** start **

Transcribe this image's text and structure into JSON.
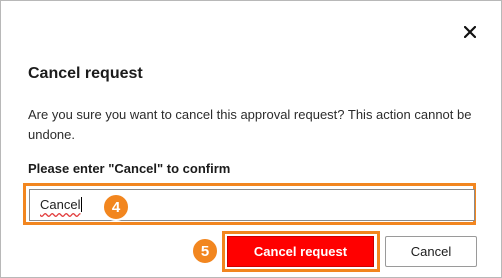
{
  "dialog": {
    "title": "Cancel request",
    "description": "Are you sure you want to cancel this approval request? This action cannot be undone.",
    "confirm_label": "Please enter \"Cancel\" to confirm",
    "input_value": "Cancel",
    "close_icon": "close-icon",
    "primary_button": "Cancel request",
    "secondary_button": "Cancel"
  },
  "annotations": {
    "step_input": "4",
    "step_button": "5",
    "highlight_color": "#f2861f"
  },
  "colors": {
    "danger": "#ff0000",
    "text": "#1b1b1b"
  }
}
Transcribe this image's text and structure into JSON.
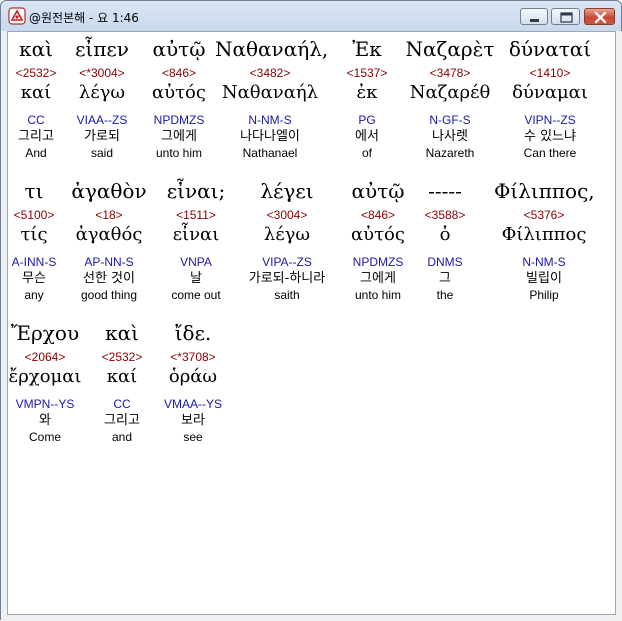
{
  "window": {
    "title": "@원전본해 - 요 1:46",
    "minimize_icon": "minimize-icon",
    "maximize_icon": "maximize-icon",
    "close_icon": "close-icon"
  },
  "rows": [
    {
      "words": [
        {
          "greek": "καὶ",
          "strong": "<2532>",
          "lemma": "καί",
          "parse": "CC",
          "korean": "그리고",
          "english": "And"
        },
        {
          "greek": "εἶπεν",
          "strong": "<*3004>",
          "lemma": "λέγω",
          "parse": "VIAA--ZS",
          "korean": "가로되",
          "english": "said"
        },
        {
          "greek": "αὐτῷ",
          "strong": "<846>",
          "lemma": "αὐτός",
          "parse": "NPDMZS",
          "korean": "그에게",
          "english": "unto him"
        },
        {
          "greek": "Ναθαναήλ,",
          "strong": "<3482>",
          "lemma": "Ναθαναήλ",
          "parse": "N-NM-S",
          "korean": "나다나엘이",
          "english": "Nathanael"
        },
        {
          "greek": "Ἐκ",
          "strong": "<1537>",
          "lemma": "ἐκ",
          "parse": "PG",
          "korean": "에서",
          "english": "of"
        },
        {
          "greek": "Ναζαρὲτ",
          "strong": "<3478>",
          "lemma": "Ναζαρέθ",
          "parse": "N-GF-S",
          "korean": "나사렛",
          "english": "Nazareth"
        },
        {
          "greek": "δύναταί",
          "strong": "<1410>",
          "lemma": "δύναμαι",
          "parse": "VIPN--ZS",
          "korean": "수 있느냐",
          "english": "Can there"
        }
      ]
    },
    {
      "words": [
        {
          "greek": "τι",
          "strong": "<5100>",
          "lemma": "τίς",
          "parse": "A-INN-S",
          "korean": "무슨",
          "english": "any"
        },
        {
          "greek": "ἀγαθὸν",
          "strong": "<18>",
          "lemma": "ἀγαθός",
          "parse": "AP-NN-S",
          "korean": "선한 것이",
          "english": "good thing"
        },
        {
          "greek": "εἶναι;",
          "strong": "<1511>",
          "lemma": "εἶναι",
          "parse": "VNPA",
          "korean": "날",
          "english": "come out"
        },
        {
          "greek": "λέγει",
          "strong": "<3004>",
          "lemma": "λέγω",
          "parse": "VIPA--ZS",
          "korean": "가로되-하니라",
          "english": "saith"
        },
        {
          "greek": "αὐτῷ",
          "strong": "<846>",
          "lemma": "αὐτός",
          "parse": "NPDMZS",
          "korean": "그에게",
          "english": "unto him"
        },
        {
          "greek": "-----",
          "strong": "<3588>",
          "lemma": "ὁ",
          "parse": "DNMS",
          "korean": "그",
          "english": "the"
        },
        {
          "greek": "Φίλιππος,",
          "strong": "<5376>",
          "lemma": "Φίλιππος",
          "parse": "N-NM-S",
          "korean": "빌립이",
          "english": "Philip"
        }
      ]
    },
    {
      "words": [
        {
          "greek": "Ἔρχου",
          "strong": "<2064>",
          "lemma": "ἔρχομαι",
          "parse": "VMPN--YS",
          "korean": "와",
          "english": "Come"
        },
        {
          "greek": "καὶ",
          "strong": "<2532>",
          "lemma": "καί",
          "parse": "CC",
          "korean": "그리고",
          "english": "and"
        },
        {
          "greek": "ἴδε.",
          "strong": "<*3708>",
          "lemma": "ὁράω",
          "parse": "VMAA--YS",
          "korean": "보라",
          "english": "see"
        }
      ]
    }
  ]
}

** end **

▸ YOUR TASK
Collect each line containing the string "title".

▸ THE REPLY
    "title": "Cancel request",
    "title": "@원전본해 - 요 1:46",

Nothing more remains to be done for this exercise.